• **Set task**: Work through the data line by line, gathering every line that has the word "subtitle".

• **The data**:

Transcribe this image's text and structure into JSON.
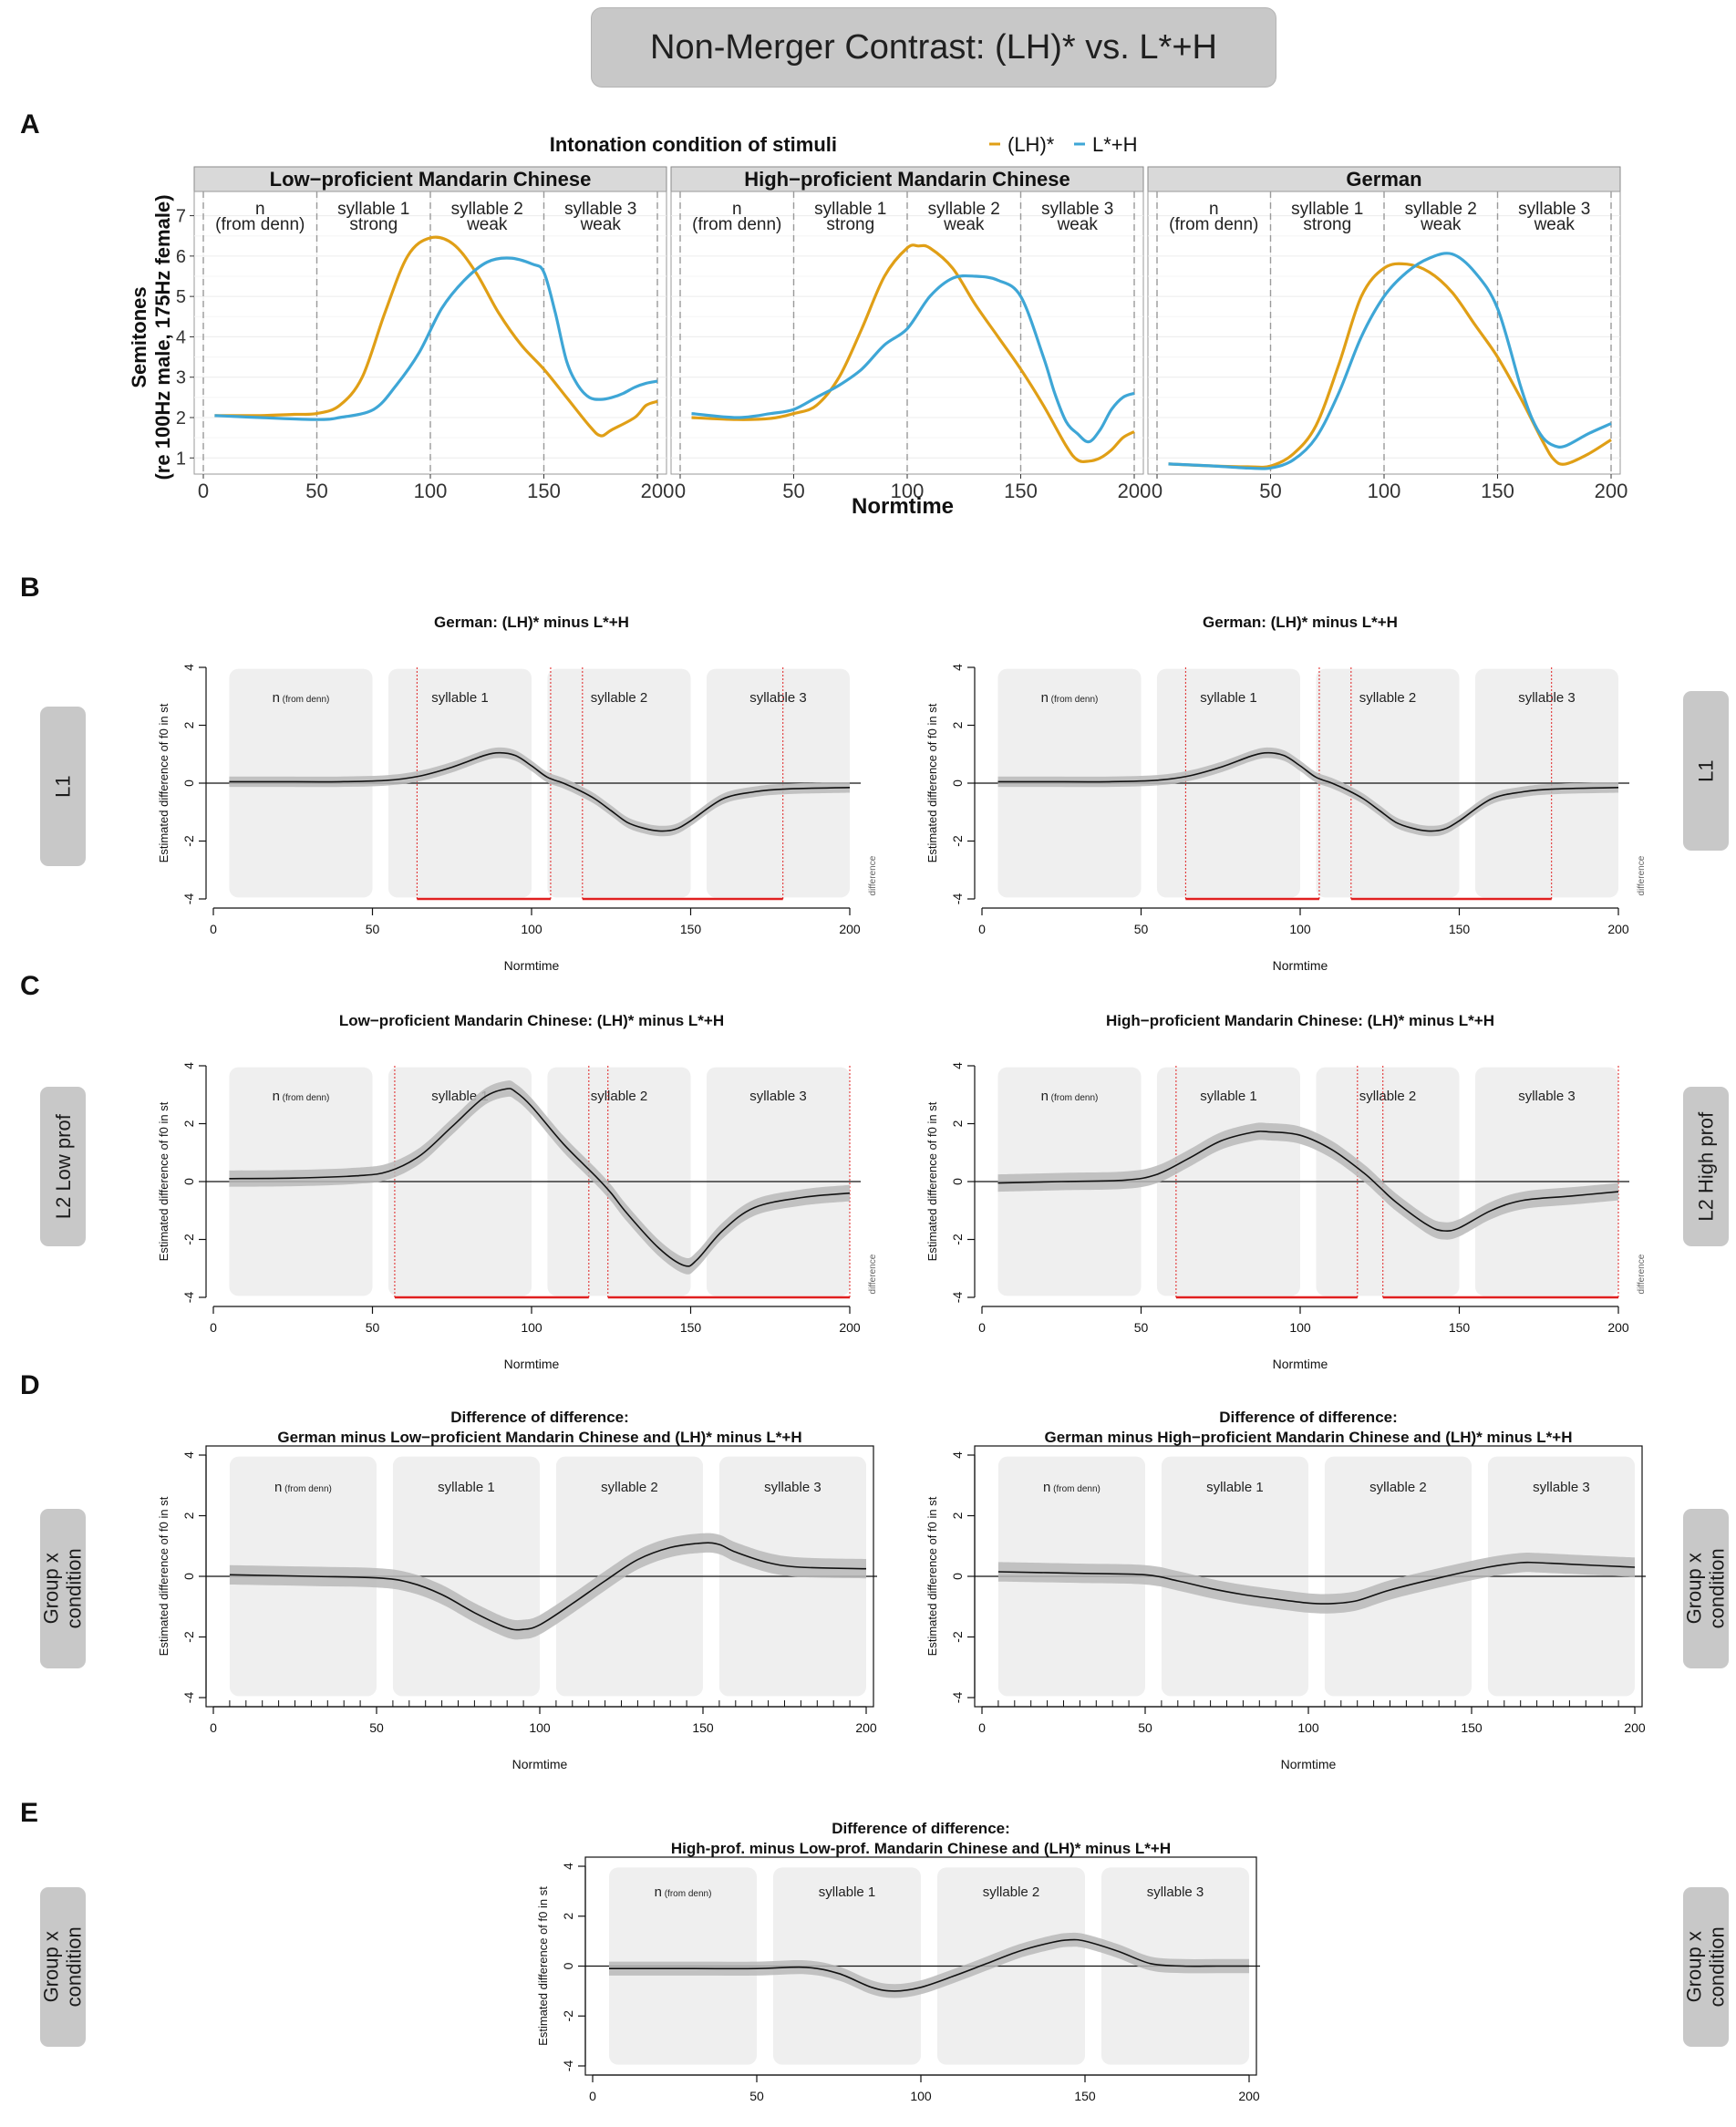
{
  "figure_title": "Non-Merger Contrast: (LH)* vs. L*+H",
  "panel_letters": [
    "A",
    "B",
    "C",
    "D",
    "E"
  ],
  "side_tabs": {
    "b_left": "L1",
    "b_right": "L1",
    "c_left": "L2 Low prof",
    "c_right": "L2 High prof",
    "d_left": "Group x\ncondition",
    "d_right": "Group x\ncondition",
    "e_left": "Group x\ncondition",
    "e_right": "Group x\ncondition"
  },
  "colors": {
    "lh_star": "#e09f16",
    "l_star_h": "#3ea6d6",
    "band": "#b8b8b8",
    "significance": "#e02020"
  },
  "chart_data": [
    {
      "id": "A",
      "type": "line",
      "legend_title": "Intonation condition of stimuli",
      "legend": [
        "(LH)*",
        "L*+H"
      ],
      "xlabel": "Normtime",
      "ylabel": "Semitones",
      "ylabel2": "(re 100Hz male, 175Hz female)",
      "xlim": [
        0,
        200
      ],
      "ylim": [
        0.6,
        7.6
      ],
      "xticks": [
        0,
        50,
        100,
        150,
        200
      ],
      "yticks": [
        1,
        2,
        3,
        4,
        5,
        6,
        7
      ],
      "segments": [
        {
          "label": "n",
          "sub": "(from denn)",
          "center": 25
        },
        {
          "label": "syllable 1",
          "sub": "strong",
          "center": 75
        },
        {
          "label": "syllable 2",
          "sub": "weak",
          "center": 125
        },
        {
          "label": "syllable 3",
          "sub": "weak",
          "center": 175
        }
      ],
      "boundaries": [
        0,
        50,
        100,
        150,
        200
      ],
      "facets": [
        {
          "title": "Low−proficient Mandarin Chinese",
          "series": [
            {
              "name": "(LH)*",
              "x": [
                5,
                25,
                40,
                50,
                60,
                70,
                80,
                90,
                100,
                110,
                120,
                130,
                140,
                150,
                160,
                170,
                175,
                180,
                190,
                195,
                200
              ],
              "y": [
                2.05,
                2.05,
                2.08,
                2.1,
                2.3,
                3.0,
                4.6,
                6.0,
                6.45,
                6.3,
                5.6,
                4.6,
                3.8,
                3.2,
                2.5,
                1.8,
                1.55,
                1.7,
                2.0,
                2.3,
                2.4
              ]
            },
            {
              "name": "L*+H",
              "x": [
                5,
                25,
                50,
                60,
                75,
                85,
                95,
                105,
                115,
                125,
                135,
                145,
                150,
                155,
                160,
                165,
                170,
                175,
                180,
                185,
                190,
                195,
                200
              ],
              "y": [
                2.05,
                2.0,
                1.95,
                2.0,
                2.2,
                2.8,
                3.6,
                4.7,
                5.4,
                5.85,
                5.95,
                5.8,
                5.6,
                4.6,
                3.4,
                2.8,
                2.5,
                2.45,
                2.5,
                2.6,
                2.75,
                2.85,
                2.9
              ]
            }
          ]
        },
        {
          "title": "High−proficient Mandarin Chinese",
          "series": [
            {
              "name": "(LH)*",
              "x": [
                5,
                25,
                40,
                50,
                60,
                70,
                80,
                90,
                100,
                105,
                110,
                120,
                130,
                140,
                150,
                160,
                170,
                175,
                180,
                185,
                190,
                195,
                200
              ],
              "y": [
                2.0,
                1.95,
                1.98,
                2.1,
                2.3,
                3.0,
                4.2,
                5.5,
                6.2,
                6.25,
                6.2,
                5.7,
                4.8,
                4.0,
                3.2,
                2.3,
                1.3,
                0.95,
                0.92,
                1.0,
                1.2,
                1.5,
                1.65
              ]
            },
            {
              "name": "L*+H",
              "x": [
                5,
                25,
                40,
                50,
                60,
                70,
                80,
                90,
                100,
                110,
                120,
                130,
                140,
                150,
                160,
                165,
                170,
                175,
                180,
                185,
                190,
                195,
                200
              ],
              "y": [
                2.1,
                2.0,
                2.1,
                2.2,
                2.5,
                2.8,
                3.2,
                3.8,
                4.2,
                5.0,
                5.45,
                5.5,
                5.4,
                5.0,
                3.5,
                2.6,
                1.9,
                1.6,
                1.4,
                1.7,
                2.2,
                2.5,
                2.6
              ]
            }
          ]
        },
        {
          "title": "German",
          "series": [
            {
              "name": "(LH)*",
              "x": [
                5,
                25,
                40,
                50,
                60,
                70,
                80,
                90,
                100,
                110,
                120,
                130,
                140,
                150,
                160,
                170,
                175,
                180,
                190,
                200
              ],
              "y": [
                0.85,
                0.8,
                0.78,
                0.8,
                1.1,
                1.8,
                3.3,
                5.0,
                5.7,
                5.8,
                5.6,
                5.1,
                4.3,
                3.5,
                2.5,
                1.4,
                0.95,
                0.85,
                1.1,
                1.45
              ]
            },
            {
              "name": "L*+H",
              "x": [
                5,
                25,
                40,
                50,
                60,
                70,
                80,
                90,
                100,
                110,
                120,
                130,
                140,
                150,
                160,
                165,
                170,
                175,
                180,
                190,
                200
              ],
              "y": [
                0.85,
                0.8,
                0.75,
                0.75,
                0.95,
                1.5,
                2.6,
                4.0,
                5.0,
                5.6,
                5.95,
                6.05,
                5.6,
                4.7,
                2.8,
                2.0,
                1.5,
                1.3,
                1.3,
                1.6,
                1.85
              ]
            }
          ]
        }
      ]
    },
    {
      "id": "B1",
      "type": "line",
      "title": "German: (LH)* minus L*+H",
      "xlabel": "Normtime",
      "ylabel": "Estimated difference of f0 in st",
      "xlim": [
        0,
        200
      ],
      "ylim": [
        -4,
        4
      ],
      "xticks": [
        0,
        50,
        100,
        150,
        200
      ],
      "yticks": [
        -4,
        -2,
        0,
        2,
        4
      ],
      "segment_labels": [
        "n",
        "syllable 1",
        "syllable 2",
        "syllable 3"
      ],
      "n_note": "(from denn)",
      "side_label": "difference",
      "red_lines": [
        64,
        106,
        116,
        179
      ],
      "red_spans": [
        [
          64,
          106
        ],
        [
          116,
          179
        ]
      ],
      "band": 0.18,
      "x": [
        5,
        20,
        40,
        55,
        65,
        75,
        85,
        90,
        95,
        100,
        105,
        110,
        115,
        120,
        125,
        130,
        135,
        140,
        145,
        150,
        160,
        170,
        180,
        200
      ],
      "y": [
        0.05,
        0.05,
        0.05,
        0.1,
        0.25,
        0.55,
        0.95,
        1.05,
        0.95,
        0.6,
        0.2,
        0.0,
        -0.25,
        -0.55,
        -0.95,
        -1.35,
        -1.55,
        -1.65,
        -1.6,
        -1.3,
        -0.55,
        -0.3,
        -0.2,
        -0.15
      ]
    },
    {
      "id": "B2",
      "type": "line",
      "title": "German: (LH)* minus L*+H",
      "xlabel": "Normtime",
      "ylabel": "Estimated difference of f0 in st",
      "xlim": [
        0,
        200
      ],
      "ylim": [
        -4,
        4
      ],
      "xticks": [
        0,
        50,
        100,
        150,
        200
      ],
      "yticks": [
        -4,
        -2,
        0,
        2,
        4
      ],
      "segment_labels": [
        "n",
        "syllable 1",
        "syllable 2",
        "syllable 3"
      ],
      "n_note": "(from denn)",
      "side_label": "difference",
      "red_lines": [
        64,
        106,
        116,
        179
      ],
      "red_spans": [
        [
          64,
          106
        ],
        [
          116,
          179
        ]
      ],
      "band": 0.18,
      "x": [
        5,
        20,
        40,
        55,
        65,
        75,
        85,
        90,
        95,
        100,
        105,
        110,
        115,
        120,
        125,
        130,
        135,
        140,
        145,
        150,
        160,
        170,
        180,
        200
      ],
      "y": [
        0.05,
        0.05,
        0.05,
        0.1,
        0.25,
        0.55,
        0.95,
        1.05,
        0.95,
        0.6,
        0.2,
        0.0,
        -0.25,
        -0.55,
        -0.95,
        -1.35,
        -1.55,
        -1.65,
        -1.6,
        -1.3,
        -0.55,
        -0.3,
        -0.2,
        -0.15
      ]
    },
    {
      "id": "C1",
      "type": "line",
      "title": "Low−proficient Mandarin Chinese: (LH)* minus L*+H",
      "xlabel": "Normtime",
      "ylabel": "Estimated difference of f0 in st",
      "xlim": [
        0,
        200
      ],
      "ylim": [
        -4,
        4
      ],
      "xticks": [
        0,
        50,
        100,
        150,
        200
      ],
      "yticks": [
        -4,
        -2,
        0,
        2,
        4
      ],
      "segment_labels": [
        "n",
        "syllable 1",
        "syllable 2",
        "syllable 3"
      ],
      "n_note": "(from denn)",
      "side_label": "difference",
      "red_lines": [
        57,
        118,
        124,
        200
      ],
      "red_spans": [
        [
          57,
          118
        ],
        [
          124,
          200
        ]
      ],
      "band": 0.28,
      "x": [
        5,
        25,
        45,
        55,
        65,
        75,
        85,
        92,
        95,
        100,
        110,
        120,
        125,
        130,
        140,
        148,
        152,
        160,
        170,
        185,
        200
      ],
      "y": [
        0.1,
        0.12,
        0.2,
        0.35,
        0.9,
        1.9,
        2.9,
        3.2,
        3.1,
        2.6,
        1.3,
        0.2,
        -0.4,
        -1.1,
        -2.3,
        -2.9,
        -2.7,
        -1.7,
        -0.9,
        -0.55,
        -0.4
      ]
    },
    {
      "id": "C2",
      "type": "line",
      "title": "High−proficient Mandarin Chinese: (LH)* minus L*+H",
      "xlabel": "Normtime",
      "ylabel": "Estimated difference of f0 in st",
      "xlim": [
        0,
        200
      ],
      "ylim": [
        -4,
        4
      ],
      "xticks": [
        0,
        50,
        100,
        150,
        200
      ],
      "yticks": [
        -4,
        -2,
        0,
        2,
        4
      ],
      "segment_labels": [
        "n",
        "syllable 1",
        "syllable 2",
        "syllable 3"
      ],
      "n_note": "(from denn)",
      "side_label": "difference",
      "red_lines": [
        61,
        118,
        126,
        200
      ],
      "red_spans": [
        [
          61,
          118
        ],
        [
          126,
          200
        ]
      ],
      "band": 0.3,
      "x": [
        5,
        25,
        45,
        55,
        65,
        75,
        85,
        90,
        100,
        110,
        120,
        125,
        130,
        140,
        145,
        150,
        160,
        170,
        185,
        200
      ],
      "y": [
        -0.05,
        0.0,
        0.05,
        0.25,
        0.8,
        1.4,
        1.7,
        1.72,
        1.6,
        1.1,
        0.3,
        -0.2,
        -0.7,
        -1.5,
        -1.7,
        -1.6,
        -1.0,
        -0.65,
        -0.5,
        -0.35
      ]
    },
    {
      "id": "D1",
      "type": "line",
      "title": "Difference of difference:",
      "subtitle": "German minus Low−proficient Mandarin Chinese and (LH)* minus L*+H",
      "xlabel": "Normtime",
      "ylabel": "Estimated difference of f0 in st",
      "xlim": [
        0,
        200
      ],
      "ylim": [
        -4,
        4
      ],
      "xticks": [
        0,
        50,
        100,
        150,
        200
      ],
      "yticks": [
        -4,
        -2,
        0,
        2,
        4
      ],
      "segment_labels": [
        "n",
        "syllable 1",
        "syllable 2",
        "syllable 3"
      ],
      "n_note": "(from denn)",
      "minor_ticks": true,
      "band": 0.32,
      "x": [
        5,
        30,
        50,
        60,
        70,
        80,
        90,
        95,
        100,
        110,
        120,
        130,
        140,
        150,
        155,
        160,
        170,
        180,
        200
      ],
      "y": [
        0.05,
        0.0,
        -0.05,
        -0.2,
        -0.6,
        -1.2,
        -1.7,
        -1.75,
        -1.6,
        -0.9,
        -0.15,
        0.55,
        0.95,
        1.1,
        1.05,
        0.8,
        0.45,
        0.3,
        0.25
      ]
    },
    {
      "id": "D2",
      "type": "line",
      "title": "Difference of difference:",
      "subtitle": "German minus High−proficient Mandarin Chinese and (LH)* minus L*+H",
      "xlabel": "Normtime",
      "ylabel": "Estimated difference of f0 in st",
      "xlim": [
        0,
        200
      ],
      "ylim": [
        -4,
        4
      ],
      "xticks": [
        0,
        50,
        100,
        150,
        200
      ],
      "yticks": [
        -4,
        -2,
        0,
        2,
        4
      ],
      "segment_labels": [
        "n",
        "syllable 1",
        "syllable 2",
        "syllable 3"
      ],
      "n_note": "(from denn)",
      "minor_ticks": true,
      "band": 0.32,
      "x": [
        5,
        30,
        50,
        60,
        70,
        80,
        90,
        100,
        107,
        115,
        125,
        140,
        155,
        165,
        170,
        180,
        200
      ],
      "y": [
        0.15,
        0.1,
        0.05,
        -0.15,
        -0.4,
        -0.6,
        -0.75,
        -0.88,
        -0.9,
        -0.8,
        -0.45,
        -0.05,
        0.3,
        0.45,
        0.45,
        0.4,
        0.3
      ]
    },
    {
      "id": "E",
      "type": "line",
      "title": "Difference of difference:",
      "subtitle": "High-prof. minus Low-prof. Mandarin Chinese and (LH)* minus L*+H",
      "xlabel": "Normtime",
      "ylabel": "Estimated difference of f0 in st",
      "xlim": [
        0,
        200
      ],
      "ylim": [
        -4,
        4
      ],
      "xticks": [
        0,
        50,
        100,
        150,
        200
      ],
      "yticks": [
        -4,
        -2,
        0,
        2,
        4
      ],
      "segment_labels": [
        "n",
        "syllable 1",
        "syllable 2",
        "syllable 3"
      ],
      "n_note": "(from denn)",
      "band": 0.28,
      "x": [
        5,
        30,
        50,
        65,
        75,
        85,
        92,
        100,
        110,
        120,
        130,
        140,
        145,
        150,
        160,
        170,
        180,
        190,
        200
      ],
      "y": [
        -0.1,
        -0.1,
        -0.1,
        -0.05,
        -0.3,
        -0.85,
        -1.0,
        -0.85,
        -0.4,
        0.1,
        0.6,
        0.95,
        1.05,
        1.0,
        0.6,
        0.1,
        0.0,
        0.0,
        0.0
      ]
    }
  ]
}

• **Response to this exercise**:
      "subtitle": "German minus Low−proficient Mandarin Chinese and (LH)* minus L*+H",
      "subtitle": "German minus High−proficient Mandarin Chinese and (LH)* minus L*+H",
      "subtitle": "High-prof. minus Low-prof. Mandarin Chinese and (LH)* minus L*+H",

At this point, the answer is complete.